> _WHAT TO PRODUCE_
Output every entry exactly as written, but omit the pictures.

◆ ◆ ◆ ◆ ◆ ◆ ◆

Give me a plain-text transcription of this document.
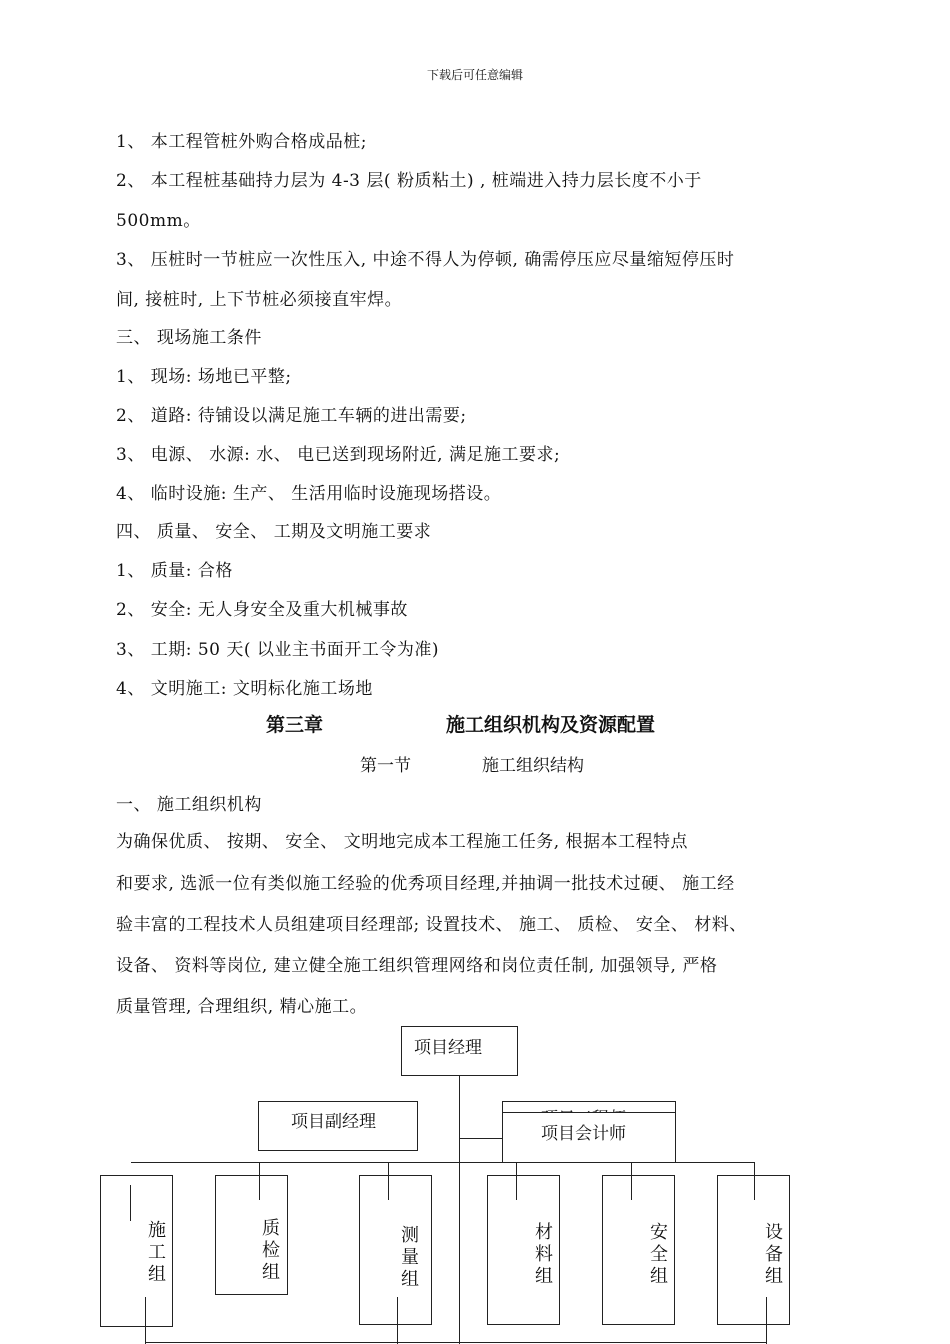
下载后可任意编辑
1、 本工程管桩外购合格成品桩;
2、 本工程桩基础持力层为 4-3 层( 粉质粘土) , 桩端进入持力层长度不小于
500mm。
3、 压桩时一节桩应一次性压入, 中途不得人为停顿, 确需停压应尽量缩短停压时
间, 接桩时, 上下节桩必须接直牢焊。
三、 现场施工条件
1、 现场: 场地已平整;
2、 道路: 待铺设以满足施工车辆的进出需要;
3、 电源、 水源: 水、 电已送到现场附近, 满足施工要求;
4、 临时设施: 生产、 生活用临时设施现场搭设。
四、 质量、 安全、 工期及文明施工要求
1、 质量: 合格
2、 安全: 无人身安全及重大机械事故
3、 工期: 50 天( 以业主书面开工令为准)
4、 文明施工: 文明标化施工场地
第三章	施工组织机构及资源配置
第一节	施工组织结构
一、 施工组织机构
为确保优质、 按期、 安全、 文明地完成本工程施工任务, 根据本工程特点
和要求, 选派一位有类似施工经验的优秀项目经理,并抽调一批技术过硬、 施工经
验丰富的工程技术人员组建项目经理部; 设置技术、 施工、 质检、 安全、 材料、
设备、 资料等岗位, 建立健全施工组织管理网络和岗位责任制, 加强领导, 严格
质量管理, 合理组织, 精心施工。
项目经理
项目副经理
项目会计师
施工组
质检组
测量组
材料组
安全组
设备组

◆ ◆ ◆ ◆ ◆ ◆ ◆

> _SOLUTION_
Give me a plain-text transcription of this document.
下载后可任意编辑
1、 本工程管桩外购合格成品桩;
2、 本工程桩基础持力层为 4-3 层( 粉质粘土) , 桩端进入持力层长度不小于
500mm。
3、 压桩时一节桩应一次性压入, 中途不得人为停顿, 确需停压应尽量缩短停压时
间, 接桩时, 上下节桩必须接直牢焊。
三、 现场施工条件
1、 现场: 场地已平整;
2、 道路: 待铺设以满足施工车辆的进出需要;
3、 电源、 水源: 水、 电已送到现场附近, 满足施工要求;
4、 临时设施: 生产、 生活用临时设施现场搭设。
四、 质量、 安全、 工期及文明施工要求
1、 质量: 合格
2、 安全: 无人身安全及重大机械事故
3、 工期: 50 天( 以业主书面开工令为准)
4、 文明施工: 文明标化施工场地
第三章	施工组织机构及资源配置
第一节	施工组织结构
一、 施工组织机构
为确保优质、 按期、 安全、 文明地完成本工程施工任务, 根据本工程特点
和要求, 选派一位有类似施工经验的优秀项目经理,并抽调一批技术过硬、 施工经
验丰富的工程技术人员组建项目经理部; 设置技术、 施工、 质检、 安全、 材料、
设备、 资料等岗位, 建立健全施工组织管理网络和岗位责任制, 加强领导, 严格
质量管理, 合理组织, 精心施工。
项目经理
项目副经理
项目会计师
施工组
质检组
测量组
材料组
安全组
设备组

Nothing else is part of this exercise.